[Collection entries]
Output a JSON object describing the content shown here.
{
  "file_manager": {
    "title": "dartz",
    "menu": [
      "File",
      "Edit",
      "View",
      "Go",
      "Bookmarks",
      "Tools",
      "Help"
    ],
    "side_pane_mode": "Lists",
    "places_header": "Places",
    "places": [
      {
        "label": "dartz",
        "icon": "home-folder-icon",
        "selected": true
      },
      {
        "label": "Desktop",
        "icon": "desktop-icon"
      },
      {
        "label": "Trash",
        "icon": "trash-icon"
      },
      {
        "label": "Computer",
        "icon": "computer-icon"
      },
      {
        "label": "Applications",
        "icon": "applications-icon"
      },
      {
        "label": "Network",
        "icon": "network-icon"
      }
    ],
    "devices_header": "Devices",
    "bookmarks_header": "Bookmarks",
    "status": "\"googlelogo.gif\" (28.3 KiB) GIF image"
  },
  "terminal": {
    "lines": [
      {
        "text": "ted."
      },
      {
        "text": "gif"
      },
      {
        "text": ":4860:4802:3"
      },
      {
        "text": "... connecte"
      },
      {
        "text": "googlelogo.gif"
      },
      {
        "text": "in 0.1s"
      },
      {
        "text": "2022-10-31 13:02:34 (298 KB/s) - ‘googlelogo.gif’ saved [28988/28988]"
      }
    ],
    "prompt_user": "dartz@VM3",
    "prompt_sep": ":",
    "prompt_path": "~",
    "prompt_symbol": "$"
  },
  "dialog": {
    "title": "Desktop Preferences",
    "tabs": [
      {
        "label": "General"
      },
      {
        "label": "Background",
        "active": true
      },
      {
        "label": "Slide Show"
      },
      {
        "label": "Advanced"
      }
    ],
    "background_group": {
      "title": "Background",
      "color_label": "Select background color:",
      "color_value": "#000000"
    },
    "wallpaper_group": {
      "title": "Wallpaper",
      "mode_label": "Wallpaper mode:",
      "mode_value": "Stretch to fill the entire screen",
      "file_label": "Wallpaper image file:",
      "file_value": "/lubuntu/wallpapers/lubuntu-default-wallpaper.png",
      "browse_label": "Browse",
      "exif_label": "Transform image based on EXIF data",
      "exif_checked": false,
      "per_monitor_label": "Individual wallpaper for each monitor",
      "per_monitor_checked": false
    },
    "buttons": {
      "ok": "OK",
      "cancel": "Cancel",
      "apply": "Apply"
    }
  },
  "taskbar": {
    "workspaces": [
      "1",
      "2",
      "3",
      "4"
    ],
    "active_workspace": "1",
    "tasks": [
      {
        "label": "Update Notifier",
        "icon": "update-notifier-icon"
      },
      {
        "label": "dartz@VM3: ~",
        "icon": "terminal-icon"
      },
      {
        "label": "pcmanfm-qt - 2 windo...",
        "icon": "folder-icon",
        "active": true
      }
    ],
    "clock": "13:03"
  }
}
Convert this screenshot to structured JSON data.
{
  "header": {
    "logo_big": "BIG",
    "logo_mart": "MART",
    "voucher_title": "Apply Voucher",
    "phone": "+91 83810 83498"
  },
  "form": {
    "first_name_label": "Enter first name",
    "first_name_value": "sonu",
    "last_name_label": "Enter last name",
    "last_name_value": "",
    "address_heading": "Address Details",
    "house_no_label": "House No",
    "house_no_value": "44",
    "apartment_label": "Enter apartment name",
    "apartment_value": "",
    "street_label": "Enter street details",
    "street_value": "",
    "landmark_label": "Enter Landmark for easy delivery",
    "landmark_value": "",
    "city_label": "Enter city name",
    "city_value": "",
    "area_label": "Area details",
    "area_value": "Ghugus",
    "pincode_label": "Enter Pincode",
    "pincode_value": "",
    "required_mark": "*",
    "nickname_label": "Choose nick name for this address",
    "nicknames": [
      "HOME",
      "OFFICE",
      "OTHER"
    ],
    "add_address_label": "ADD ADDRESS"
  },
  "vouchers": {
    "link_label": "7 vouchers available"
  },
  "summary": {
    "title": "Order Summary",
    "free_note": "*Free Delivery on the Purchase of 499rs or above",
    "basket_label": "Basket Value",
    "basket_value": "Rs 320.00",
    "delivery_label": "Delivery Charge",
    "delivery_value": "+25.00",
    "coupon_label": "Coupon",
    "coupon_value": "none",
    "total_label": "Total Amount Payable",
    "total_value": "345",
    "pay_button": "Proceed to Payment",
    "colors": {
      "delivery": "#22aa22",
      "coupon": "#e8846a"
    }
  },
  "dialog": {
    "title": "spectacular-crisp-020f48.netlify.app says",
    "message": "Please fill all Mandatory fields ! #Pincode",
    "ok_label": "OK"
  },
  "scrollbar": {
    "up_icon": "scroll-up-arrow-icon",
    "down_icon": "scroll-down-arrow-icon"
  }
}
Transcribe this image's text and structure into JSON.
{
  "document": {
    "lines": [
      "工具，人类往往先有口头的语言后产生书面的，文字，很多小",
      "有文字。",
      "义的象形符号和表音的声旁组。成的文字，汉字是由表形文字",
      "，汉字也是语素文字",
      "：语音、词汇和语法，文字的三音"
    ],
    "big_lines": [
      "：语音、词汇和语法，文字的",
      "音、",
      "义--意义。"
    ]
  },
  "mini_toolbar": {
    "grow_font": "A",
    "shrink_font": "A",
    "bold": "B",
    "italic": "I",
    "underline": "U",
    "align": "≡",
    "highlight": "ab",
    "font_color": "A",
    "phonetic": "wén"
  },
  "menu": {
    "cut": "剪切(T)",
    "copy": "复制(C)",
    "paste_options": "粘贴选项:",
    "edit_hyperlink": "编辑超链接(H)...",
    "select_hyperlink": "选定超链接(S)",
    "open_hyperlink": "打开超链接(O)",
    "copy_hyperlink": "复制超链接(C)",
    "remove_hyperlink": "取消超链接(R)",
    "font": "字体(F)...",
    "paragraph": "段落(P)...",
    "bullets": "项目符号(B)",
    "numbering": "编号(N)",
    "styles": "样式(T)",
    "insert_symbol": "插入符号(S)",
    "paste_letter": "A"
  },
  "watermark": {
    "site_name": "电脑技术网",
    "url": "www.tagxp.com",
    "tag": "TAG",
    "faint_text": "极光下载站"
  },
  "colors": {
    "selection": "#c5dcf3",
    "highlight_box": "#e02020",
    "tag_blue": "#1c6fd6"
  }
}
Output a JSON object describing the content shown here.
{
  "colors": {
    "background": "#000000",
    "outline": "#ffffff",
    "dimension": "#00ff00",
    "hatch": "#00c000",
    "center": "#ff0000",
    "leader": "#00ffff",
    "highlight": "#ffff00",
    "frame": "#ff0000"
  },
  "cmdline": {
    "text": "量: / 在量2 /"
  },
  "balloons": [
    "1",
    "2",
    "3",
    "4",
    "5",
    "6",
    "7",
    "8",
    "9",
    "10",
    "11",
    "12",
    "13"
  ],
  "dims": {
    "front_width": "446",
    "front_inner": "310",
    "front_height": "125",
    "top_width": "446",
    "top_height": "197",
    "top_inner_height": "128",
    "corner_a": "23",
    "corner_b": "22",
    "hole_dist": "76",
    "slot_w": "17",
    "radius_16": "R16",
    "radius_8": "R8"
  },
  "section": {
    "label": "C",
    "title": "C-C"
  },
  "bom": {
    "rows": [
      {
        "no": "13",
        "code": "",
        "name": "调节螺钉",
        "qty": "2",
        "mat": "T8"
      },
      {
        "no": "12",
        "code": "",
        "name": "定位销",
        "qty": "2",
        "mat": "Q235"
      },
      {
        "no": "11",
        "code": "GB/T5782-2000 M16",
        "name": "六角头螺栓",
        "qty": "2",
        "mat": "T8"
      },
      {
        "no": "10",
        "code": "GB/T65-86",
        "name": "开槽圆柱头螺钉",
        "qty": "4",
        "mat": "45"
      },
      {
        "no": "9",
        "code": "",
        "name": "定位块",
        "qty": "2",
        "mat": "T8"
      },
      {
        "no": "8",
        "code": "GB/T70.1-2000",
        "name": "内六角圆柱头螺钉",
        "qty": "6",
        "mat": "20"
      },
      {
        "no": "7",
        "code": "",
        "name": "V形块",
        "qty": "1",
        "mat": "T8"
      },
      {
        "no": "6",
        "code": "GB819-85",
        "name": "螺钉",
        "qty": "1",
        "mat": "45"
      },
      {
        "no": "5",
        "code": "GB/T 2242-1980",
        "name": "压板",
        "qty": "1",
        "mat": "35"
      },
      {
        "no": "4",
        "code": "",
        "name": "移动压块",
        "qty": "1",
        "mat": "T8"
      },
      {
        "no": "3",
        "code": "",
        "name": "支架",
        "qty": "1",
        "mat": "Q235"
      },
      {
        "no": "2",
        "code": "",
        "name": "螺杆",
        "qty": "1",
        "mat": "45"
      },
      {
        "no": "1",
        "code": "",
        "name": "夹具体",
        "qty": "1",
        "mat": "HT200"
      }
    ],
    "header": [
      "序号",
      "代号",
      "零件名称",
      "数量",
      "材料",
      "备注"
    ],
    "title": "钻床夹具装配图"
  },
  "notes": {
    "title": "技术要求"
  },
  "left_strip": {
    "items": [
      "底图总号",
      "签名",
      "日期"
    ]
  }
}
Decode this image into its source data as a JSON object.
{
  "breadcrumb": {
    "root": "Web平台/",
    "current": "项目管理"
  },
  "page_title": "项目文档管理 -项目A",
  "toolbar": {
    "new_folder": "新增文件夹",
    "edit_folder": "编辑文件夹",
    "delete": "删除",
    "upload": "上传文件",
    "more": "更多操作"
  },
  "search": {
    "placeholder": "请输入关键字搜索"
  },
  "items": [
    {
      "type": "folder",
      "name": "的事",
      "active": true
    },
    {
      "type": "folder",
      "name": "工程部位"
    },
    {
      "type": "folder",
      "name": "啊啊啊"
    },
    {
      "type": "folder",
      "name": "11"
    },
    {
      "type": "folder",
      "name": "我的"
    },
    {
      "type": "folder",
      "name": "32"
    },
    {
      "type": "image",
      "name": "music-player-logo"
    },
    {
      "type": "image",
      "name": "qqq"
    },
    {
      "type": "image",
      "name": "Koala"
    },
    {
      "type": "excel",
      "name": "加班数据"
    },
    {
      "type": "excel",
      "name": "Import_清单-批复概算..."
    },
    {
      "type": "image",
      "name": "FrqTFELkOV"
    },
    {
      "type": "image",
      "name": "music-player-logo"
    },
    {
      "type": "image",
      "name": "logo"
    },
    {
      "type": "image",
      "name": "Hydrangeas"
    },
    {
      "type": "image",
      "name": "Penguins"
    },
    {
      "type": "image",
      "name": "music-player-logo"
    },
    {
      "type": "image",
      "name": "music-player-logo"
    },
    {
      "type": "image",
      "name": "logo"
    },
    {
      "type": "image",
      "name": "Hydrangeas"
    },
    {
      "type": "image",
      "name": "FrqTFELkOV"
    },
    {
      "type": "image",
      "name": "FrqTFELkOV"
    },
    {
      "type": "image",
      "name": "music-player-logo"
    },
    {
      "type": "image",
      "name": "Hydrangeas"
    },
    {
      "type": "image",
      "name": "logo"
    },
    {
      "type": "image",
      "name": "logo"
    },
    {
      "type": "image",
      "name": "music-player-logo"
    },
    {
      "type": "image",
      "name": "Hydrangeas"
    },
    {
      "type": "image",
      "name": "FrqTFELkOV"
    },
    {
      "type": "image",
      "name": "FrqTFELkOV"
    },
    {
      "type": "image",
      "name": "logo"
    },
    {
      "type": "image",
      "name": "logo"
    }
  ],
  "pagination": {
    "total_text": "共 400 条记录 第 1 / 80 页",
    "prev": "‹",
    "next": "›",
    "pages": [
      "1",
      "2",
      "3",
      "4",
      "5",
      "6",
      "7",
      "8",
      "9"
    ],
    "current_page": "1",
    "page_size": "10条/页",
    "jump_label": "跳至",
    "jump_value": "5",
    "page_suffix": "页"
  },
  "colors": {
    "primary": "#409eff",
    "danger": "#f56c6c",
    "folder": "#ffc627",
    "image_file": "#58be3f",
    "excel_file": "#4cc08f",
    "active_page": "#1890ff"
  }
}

**Goal**. In the listing, find each line with the string "vouchers" and copy it.

**Result for this task**.
  "vouchers": {
    "link_label": "7 vouchers available"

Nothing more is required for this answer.